### [Stated goal]
Output an exact reproduction of the data.
◇ ◇ ◇ ◇ ◇
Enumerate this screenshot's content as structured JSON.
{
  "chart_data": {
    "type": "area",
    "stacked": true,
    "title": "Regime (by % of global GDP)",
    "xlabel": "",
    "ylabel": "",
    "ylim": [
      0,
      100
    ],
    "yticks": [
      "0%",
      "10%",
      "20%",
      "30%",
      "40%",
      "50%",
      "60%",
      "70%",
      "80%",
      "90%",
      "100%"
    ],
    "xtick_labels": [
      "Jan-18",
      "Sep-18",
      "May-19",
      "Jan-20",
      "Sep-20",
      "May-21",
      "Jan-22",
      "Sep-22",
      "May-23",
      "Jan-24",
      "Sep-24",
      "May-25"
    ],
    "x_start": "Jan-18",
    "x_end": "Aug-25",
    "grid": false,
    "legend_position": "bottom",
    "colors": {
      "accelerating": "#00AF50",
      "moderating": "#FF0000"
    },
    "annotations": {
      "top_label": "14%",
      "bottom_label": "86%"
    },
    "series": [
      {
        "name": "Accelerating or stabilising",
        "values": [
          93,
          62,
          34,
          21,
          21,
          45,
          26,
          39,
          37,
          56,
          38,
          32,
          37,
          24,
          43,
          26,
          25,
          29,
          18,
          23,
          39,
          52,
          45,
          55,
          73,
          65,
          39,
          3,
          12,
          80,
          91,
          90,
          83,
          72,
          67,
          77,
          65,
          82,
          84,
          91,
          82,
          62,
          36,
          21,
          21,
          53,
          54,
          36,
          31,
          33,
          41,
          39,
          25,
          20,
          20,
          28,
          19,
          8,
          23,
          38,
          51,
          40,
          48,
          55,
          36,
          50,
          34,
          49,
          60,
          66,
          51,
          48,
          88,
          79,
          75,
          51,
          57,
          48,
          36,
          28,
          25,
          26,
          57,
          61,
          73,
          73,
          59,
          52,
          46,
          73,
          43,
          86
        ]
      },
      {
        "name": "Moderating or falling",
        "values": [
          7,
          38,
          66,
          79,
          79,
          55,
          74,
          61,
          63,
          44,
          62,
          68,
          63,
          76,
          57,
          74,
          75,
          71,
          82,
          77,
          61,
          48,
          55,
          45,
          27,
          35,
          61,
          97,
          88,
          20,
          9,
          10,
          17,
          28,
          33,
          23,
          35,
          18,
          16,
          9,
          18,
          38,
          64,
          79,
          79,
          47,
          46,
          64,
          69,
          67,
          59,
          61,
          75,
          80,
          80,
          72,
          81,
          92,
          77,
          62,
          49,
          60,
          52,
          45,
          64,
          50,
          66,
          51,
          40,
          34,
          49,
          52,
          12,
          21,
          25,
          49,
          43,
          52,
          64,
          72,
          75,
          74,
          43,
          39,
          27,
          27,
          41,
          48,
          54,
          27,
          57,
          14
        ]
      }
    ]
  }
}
◇ ◇ ◇ ◇ ◇
### [Output for this task]
Enumerate this screenshot's content as structured JSON.
{
  "chart_data": {
    "type": "area",
    "stacked": true,
    "title": "Regime (by % of global GDP)",
    "xlabel": "",
    "ylabel": "",
    "ylim": [
      0,
      100
    ],
    "yticks": [
      "0%",
      "10%",
      "20%",
      "30%",
      "40%",
      "50%",
      "60%",
      "70%",
      "80%",
      "90%",
      "100%"
    ],
    "xtick_labels": [
      "Jan-18",
      "Sep-18",
      "May-19",
      "Jan-20",
      "Sep-20",
      "May-21",
      "Jan-22",
      "Sep-22",
      "May-23",
      "Jan-24",
      "Sep-24",
      "May-25"
    ],
    "x_start": "Jan-18",
    "x_end": "Aug-25",
    "grid": false,
    "legend_position": "bottom",
    "colors": {
      "accelerating": "#00AF50",
      "moderating": "#FF0000"
    },
    "annotations": {
      "top_label": "14%",
      "bottom_label": "86%"
    },
    "series": [
      {
        "name": "Accelerating or stabilising",
        "values": [
          93,
          62,
          34,
          21,
          21,
          45,
          26,
          39,
          37,
          56,
          38,
          32,
          37,
          24,
          43,
          26,
          25,
          29,
          18,
          23,
          39,
          52,
          45,
          55,
          73,
          65,
          39,
          3,
          12,
          80,
          91,
          90,
          83,
          72,
          67,
          77,
          65,
          82,
          84,
          91,
          82,
          62,
          36,
          21,
          21,
          53,
          54,
          36,
          31,
          33,
          41,
          39,
          25,
          20,
          20,
          28,
          19,
          8,
          23,
          38,
          51,
          40,
          48,
          55,
          36,
          50,
          34,
          49,
          60,
          66,
          51,
          48,
          88,
          79,
          75,
          51,
          57,
          48,
          36,
          28,
          25,
          26,
          57,
          61,
          73,
          73,
          59,
          52,
          46,
          73,
          43,
          86
        ]
      },
      {
        "name": "Moderating or falling",
        "values": [
          7,
          38,
          66,
          79,
          79,
          55,
          74,
          61,
          63,
          44,
          62,
          68,
          63,
          76,
          57,
          74,
          75,
          71,
          82,
          77,
          61,
          48,
          55,
          45,
          27,
          35,
          61,
          97,
          88,
          20,
          9,
          10,
          17,
          28,
          33,
          23,
          35,
          18,
          16,
          9,
          18,
          38,
          64,
          79,
          79,
          47,
          46,
          64,
          69,
          67,
          59,
          61,
          75,
          80,
          80,
          72,
          81,
          92,
          77,
          62,
          49,
          60,
          52,
          45,
          64,
          50,
          66,
          51,
          40,
          34,
          49,
          52,
          12,
          21,
          25,
          49,
          43,
          52,
          64,
          72,
          75,
          74,
          43,
          39,
          27,
          27,
          41,
          48,
          54,
          27,
          57,
          14
        ]
      }
    ]
  }
}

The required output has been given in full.